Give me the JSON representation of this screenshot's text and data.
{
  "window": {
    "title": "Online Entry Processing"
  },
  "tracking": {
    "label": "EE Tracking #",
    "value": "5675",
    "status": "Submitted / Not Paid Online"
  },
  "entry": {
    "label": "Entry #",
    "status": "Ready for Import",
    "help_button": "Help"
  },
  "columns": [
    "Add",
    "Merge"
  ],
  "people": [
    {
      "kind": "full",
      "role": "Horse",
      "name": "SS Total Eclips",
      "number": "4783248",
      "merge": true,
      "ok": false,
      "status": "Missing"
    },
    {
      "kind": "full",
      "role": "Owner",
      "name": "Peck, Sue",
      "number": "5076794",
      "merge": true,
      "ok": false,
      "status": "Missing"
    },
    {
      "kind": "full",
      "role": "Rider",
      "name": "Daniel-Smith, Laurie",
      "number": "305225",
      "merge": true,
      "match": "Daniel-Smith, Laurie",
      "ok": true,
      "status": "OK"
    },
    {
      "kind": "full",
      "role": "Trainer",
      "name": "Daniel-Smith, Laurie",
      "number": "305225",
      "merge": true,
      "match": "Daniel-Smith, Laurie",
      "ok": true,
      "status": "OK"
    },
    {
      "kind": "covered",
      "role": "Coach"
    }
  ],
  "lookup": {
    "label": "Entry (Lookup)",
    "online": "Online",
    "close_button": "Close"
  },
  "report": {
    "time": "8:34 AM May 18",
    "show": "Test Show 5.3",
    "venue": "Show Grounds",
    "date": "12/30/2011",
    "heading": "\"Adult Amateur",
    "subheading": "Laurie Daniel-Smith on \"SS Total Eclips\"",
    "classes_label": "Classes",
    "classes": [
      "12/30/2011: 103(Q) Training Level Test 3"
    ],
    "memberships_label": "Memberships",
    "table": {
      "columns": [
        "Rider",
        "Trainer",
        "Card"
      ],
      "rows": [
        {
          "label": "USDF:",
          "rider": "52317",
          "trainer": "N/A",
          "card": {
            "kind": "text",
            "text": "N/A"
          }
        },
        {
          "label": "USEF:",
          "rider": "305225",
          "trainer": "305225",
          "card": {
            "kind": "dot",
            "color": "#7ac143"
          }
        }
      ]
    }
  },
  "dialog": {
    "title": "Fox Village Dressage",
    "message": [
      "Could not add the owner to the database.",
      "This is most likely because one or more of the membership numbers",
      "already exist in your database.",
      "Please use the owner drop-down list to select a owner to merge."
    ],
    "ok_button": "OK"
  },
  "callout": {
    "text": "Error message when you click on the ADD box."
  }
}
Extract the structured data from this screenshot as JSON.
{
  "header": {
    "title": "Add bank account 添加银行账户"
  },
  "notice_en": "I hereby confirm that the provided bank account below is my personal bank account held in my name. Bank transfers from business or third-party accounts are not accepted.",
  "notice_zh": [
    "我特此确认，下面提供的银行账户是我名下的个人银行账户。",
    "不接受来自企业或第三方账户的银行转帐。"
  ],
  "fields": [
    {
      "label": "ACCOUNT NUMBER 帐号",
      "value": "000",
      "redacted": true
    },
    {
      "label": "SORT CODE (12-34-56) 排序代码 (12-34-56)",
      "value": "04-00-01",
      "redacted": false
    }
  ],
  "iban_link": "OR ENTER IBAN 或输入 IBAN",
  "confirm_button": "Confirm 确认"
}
= = = = = = =
> Instruction
Tally the lines of the records holding the word "message", then give only the resulting number.

> Exercise response
2